Extract each line bearing the word "best".

PROVIDED MATERIAL =>

---

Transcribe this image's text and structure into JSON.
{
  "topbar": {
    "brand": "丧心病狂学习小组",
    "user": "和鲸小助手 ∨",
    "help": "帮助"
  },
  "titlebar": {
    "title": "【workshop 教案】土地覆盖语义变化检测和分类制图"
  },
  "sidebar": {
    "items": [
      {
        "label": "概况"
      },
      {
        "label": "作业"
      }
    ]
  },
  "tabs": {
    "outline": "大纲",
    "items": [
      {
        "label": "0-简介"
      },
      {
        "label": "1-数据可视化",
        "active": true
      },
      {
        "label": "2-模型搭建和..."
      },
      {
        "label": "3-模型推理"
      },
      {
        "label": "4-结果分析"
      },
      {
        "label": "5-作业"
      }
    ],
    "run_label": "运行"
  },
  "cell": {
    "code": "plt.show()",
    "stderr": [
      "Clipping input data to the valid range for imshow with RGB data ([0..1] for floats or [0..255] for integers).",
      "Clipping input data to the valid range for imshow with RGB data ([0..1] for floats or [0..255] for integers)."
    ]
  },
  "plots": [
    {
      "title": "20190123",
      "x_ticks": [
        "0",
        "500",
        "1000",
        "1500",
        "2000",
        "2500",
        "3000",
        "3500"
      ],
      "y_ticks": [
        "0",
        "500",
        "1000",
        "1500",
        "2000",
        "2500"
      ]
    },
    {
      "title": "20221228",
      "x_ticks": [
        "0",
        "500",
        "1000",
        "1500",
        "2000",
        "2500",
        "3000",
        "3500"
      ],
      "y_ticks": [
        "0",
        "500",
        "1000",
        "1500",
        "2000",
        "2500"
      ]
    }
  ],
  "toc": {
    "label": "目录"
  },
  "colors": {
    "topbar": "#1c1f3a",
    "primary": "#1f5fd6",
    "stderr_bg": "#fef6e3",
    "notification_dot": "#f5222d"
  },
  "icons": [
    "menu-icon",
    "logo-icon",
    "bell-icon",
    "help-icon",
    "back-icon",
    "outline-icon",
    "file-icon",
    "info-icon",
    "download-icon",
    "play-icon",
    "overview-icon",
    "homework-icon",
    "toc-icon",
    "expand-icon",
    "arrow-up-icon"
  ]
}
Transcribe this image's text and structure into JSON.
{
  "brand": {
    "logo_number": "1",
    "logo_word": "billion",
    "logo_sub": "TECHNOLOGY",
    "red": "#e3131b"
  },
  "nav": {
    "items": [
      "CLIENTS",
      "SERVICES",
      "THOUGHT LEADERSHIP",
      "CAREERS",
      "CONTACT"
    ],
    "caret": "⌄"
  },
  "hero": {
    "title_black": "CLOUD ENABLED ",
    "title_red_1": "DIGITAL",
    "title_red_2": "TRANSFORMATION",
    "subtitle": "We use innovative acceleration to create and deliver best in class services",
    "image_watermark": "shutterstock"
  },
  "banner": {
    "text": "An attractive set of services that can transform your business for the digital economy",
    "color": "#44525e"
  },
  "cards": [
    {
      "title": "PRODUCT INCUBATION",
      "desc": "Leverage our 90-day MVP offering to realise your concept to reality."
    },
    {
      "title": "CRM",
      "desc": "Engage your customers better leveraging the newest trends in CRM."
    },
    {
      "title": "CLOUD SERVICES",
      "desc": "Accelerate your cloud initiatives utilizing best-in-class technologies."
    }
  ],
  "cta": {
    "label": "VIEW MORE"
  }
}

---

TASK OUTPUT =>
    "subtitle": "We use innovative acceleration to create and deliver best in class services",
      "desc": "Accelerate your cloud initiatives utilizing best-in-class technologies."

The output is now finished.